Given passage
════════════════

Chlorogenic acid is an ester of caffeic acid and quinic acid, is a major phenolic compound in coffee, isolated from the leaves and fruits of dicotyledonous plants. This compound, long known as an antioxidant, also slows the release of glucose into the bloodstream after a meal.
Contents
1 Chemical properties 2 Biological importance 3 Pharmaceutical & industrial applications 4 Recent studies 5 References
Chemical properties Structurally, chlorogenic acid is the ester of caffeic acid with the 3-hydroxyl group of quinic acid.
Biological importance This acid is an important factor in plant metabolism. It is also an antioxidant and an inhibitor of the tumor promoting activity of phorbol esters; at concentrations as high as 100 g/µL, does not inhibit the 5-lipoxygenase activity of ionophore-stimulated human polymorphonuclear leukocytes.

════════════════

[Bounding box prediction data]
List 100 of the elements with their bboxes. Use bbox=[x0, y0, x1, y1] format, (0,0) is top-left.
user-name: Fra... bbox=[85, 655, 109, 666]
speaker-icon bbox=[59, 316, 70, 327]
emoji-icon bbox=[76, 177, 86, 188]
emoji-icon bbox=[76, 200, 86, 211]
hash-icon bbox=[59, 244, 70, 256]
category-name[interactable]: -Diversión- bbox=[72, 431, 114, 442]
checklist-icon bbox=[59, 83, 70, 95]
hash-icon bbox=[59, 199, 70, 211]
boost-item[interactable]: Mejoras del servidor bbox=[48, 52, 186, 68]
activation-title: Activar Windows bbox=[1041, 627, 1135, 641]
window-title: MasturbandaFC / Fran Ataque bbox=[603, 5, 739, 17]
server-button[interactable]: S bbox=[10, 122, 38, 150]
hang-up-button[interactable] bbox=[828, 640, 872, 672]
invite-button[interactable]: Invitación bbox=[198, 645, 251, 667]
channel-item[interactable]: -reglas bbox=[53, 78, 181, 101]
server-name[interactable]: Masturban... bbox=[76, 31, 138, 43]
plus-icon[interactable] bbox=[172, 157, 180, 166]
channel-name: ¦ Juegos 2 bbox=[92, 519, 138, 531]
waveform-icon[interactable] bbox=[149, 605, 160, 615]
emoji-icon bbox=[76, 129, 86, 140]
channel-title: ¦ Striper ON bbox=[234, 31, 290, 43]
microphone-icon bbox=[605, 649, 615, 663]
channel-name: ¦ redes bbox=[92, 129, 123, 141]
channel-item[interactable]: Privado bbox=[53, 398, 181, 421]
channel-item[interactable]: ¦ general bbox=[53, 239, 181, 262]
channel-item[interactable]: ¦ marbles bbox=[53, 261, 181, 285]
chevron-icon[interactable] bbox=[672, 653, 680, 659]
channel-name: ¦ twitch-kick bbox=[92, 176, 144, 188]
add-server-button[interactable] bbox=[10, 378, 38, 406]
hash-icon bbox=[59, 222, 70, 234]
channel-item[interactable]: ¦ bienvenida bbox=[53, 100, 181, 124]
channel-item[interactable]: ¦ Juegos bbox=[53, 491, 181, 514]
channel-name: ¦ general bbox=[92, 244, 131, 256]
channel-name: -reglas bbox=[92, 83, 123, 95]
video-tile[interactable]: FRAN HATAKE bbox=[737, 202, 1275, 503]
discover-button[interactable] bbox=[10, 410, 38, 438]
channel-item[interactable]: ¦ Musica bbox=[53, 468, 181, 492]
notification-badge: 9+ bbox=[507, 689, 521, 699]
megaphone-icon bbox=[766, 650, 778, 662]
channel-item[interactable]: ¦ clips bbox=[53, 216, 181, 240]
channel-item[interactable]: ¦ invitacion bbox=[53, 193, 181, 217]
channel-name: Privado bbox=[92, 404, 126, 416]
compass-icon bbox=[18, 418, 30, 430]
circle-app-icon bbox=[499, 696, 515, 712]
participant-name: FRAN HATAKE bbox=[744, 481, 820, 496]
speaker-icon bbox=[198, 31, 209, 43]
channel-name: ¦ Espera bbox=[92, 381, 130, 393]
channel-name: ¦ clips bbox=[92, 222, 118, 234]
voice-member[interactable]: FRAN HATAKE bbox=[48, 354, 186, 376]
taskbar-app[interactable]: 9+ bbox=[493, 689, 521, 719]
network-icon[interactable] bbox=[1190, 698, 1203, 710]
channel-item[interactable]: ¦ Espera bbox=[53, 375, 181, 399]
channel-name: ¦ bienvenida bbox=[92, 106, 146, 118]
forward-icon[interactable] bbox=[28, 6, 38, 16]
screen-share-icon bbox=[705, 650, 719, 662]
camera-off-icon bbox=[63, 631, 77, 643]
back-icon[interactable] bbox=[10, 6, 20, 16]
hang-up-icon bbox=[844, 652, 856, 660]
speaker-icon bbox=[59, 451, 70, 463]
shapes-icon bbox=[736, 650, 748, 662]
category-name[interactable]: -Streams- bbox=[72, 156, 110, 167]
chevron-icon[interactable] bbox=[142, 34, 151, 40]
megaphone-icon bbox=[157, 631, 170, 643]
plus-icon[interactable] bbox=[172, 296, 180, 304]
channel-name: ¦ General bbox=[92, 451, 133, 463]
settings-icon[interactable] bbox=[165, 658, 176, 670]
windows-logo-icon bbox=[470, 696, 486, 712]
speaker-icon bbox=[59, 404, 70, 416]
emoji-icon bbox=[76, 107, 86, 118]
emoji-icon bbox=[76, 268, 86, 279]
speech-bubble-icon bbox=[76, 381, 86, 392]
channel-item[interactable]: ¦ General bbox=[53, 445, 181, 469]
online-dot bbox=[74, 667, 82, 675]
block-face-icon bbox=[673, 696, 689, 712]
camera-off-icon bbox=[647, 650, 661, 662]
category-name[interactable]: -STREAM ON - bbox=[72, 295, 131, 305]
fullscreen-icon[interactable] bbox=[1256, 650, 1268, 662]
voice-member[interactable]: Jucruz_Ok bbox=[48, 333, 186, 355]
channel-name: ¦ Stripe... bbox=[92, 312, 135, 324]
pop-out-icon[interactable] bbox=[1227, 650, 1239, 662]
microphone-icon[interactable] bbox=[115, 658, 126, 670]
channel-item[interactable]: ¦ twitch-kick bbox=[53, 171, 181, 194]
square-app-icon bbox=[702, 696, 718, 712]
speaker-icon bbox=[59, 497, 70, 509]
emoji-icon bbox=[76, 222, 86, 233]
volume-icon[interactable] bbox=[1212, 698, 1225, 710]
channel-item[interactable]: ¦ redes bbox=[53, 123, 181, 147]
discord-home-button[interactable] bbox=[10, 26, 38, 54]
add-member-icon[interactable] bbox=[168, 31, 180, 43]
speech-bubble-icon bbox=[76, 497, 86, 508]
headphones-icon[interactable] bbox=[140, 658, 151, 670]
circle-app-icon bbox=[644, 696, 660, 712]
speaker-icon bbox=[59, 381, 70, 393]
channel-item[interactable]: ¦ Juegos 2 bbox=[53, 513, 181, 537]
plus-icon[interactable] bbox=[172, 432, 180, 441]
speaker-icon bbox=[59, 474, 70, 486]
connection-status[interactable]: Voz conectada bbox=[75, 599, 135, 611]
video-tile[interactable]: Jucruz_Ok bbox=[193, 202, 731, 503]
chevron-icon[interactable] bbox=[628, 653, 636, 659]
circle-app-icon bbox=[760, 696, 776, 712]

════════════════

Task set
1. Using the passage on chlorogenic acid, decide whether each statement is true: (a) Chlorogenic acid slows the release of glucose into the bloodstream after a meal. (b) Chlorogenic acid is the ester of caffeic acid with the 4-hydroxyl group of quinic acid. (c) Chlorogenic acid is isolated from the roots of monocotyledonous plants. Answer yes or no for each, quoting the deciding words of the passage.
2. Write out the part of the passage on chlorogenic acid from "Chlorogenic acid is an" up to and including "human polymorphonuclear leukocytes.".

Task results
1.
(a) Yes: "also slows the release of glucose into the bloodstream after a meal"
(b) No: "the ester of caffeic acid with the 3-hydroxyl group of quinic acid"
(c) No: "isolated from the leaves and fruits of dicotyledonous plants"

2.
Chlorogenic acid is an ester of caffeic acid and quinic acid, is a major phenolic compound in coffee, isolated from the leaves and fruits of dicotyledonous plants. This compound, long known as an antioxidant, also slows the release of glucose into the bloodstream after a meal.
Contents
1 Chemical properties 2 Biological importance 3 Pharmaceutical & industrial applications 4 Recent studies 5 References
Chemical properties Structurally, chlorogenic acid is the ester of caffeic acid with the 3-hydroxyl group of quinic acid.
Biological importance This acid is an important factor in plant metabolism. It is also an antioxidant and an inhibitor of the tumor promoting activity of phorbol esters; at concentrations as high as 100 g/µL, does not inhibit the 5-lipoxygenase activity of ionophore-stimulated human polymorphonuclear leukocytes.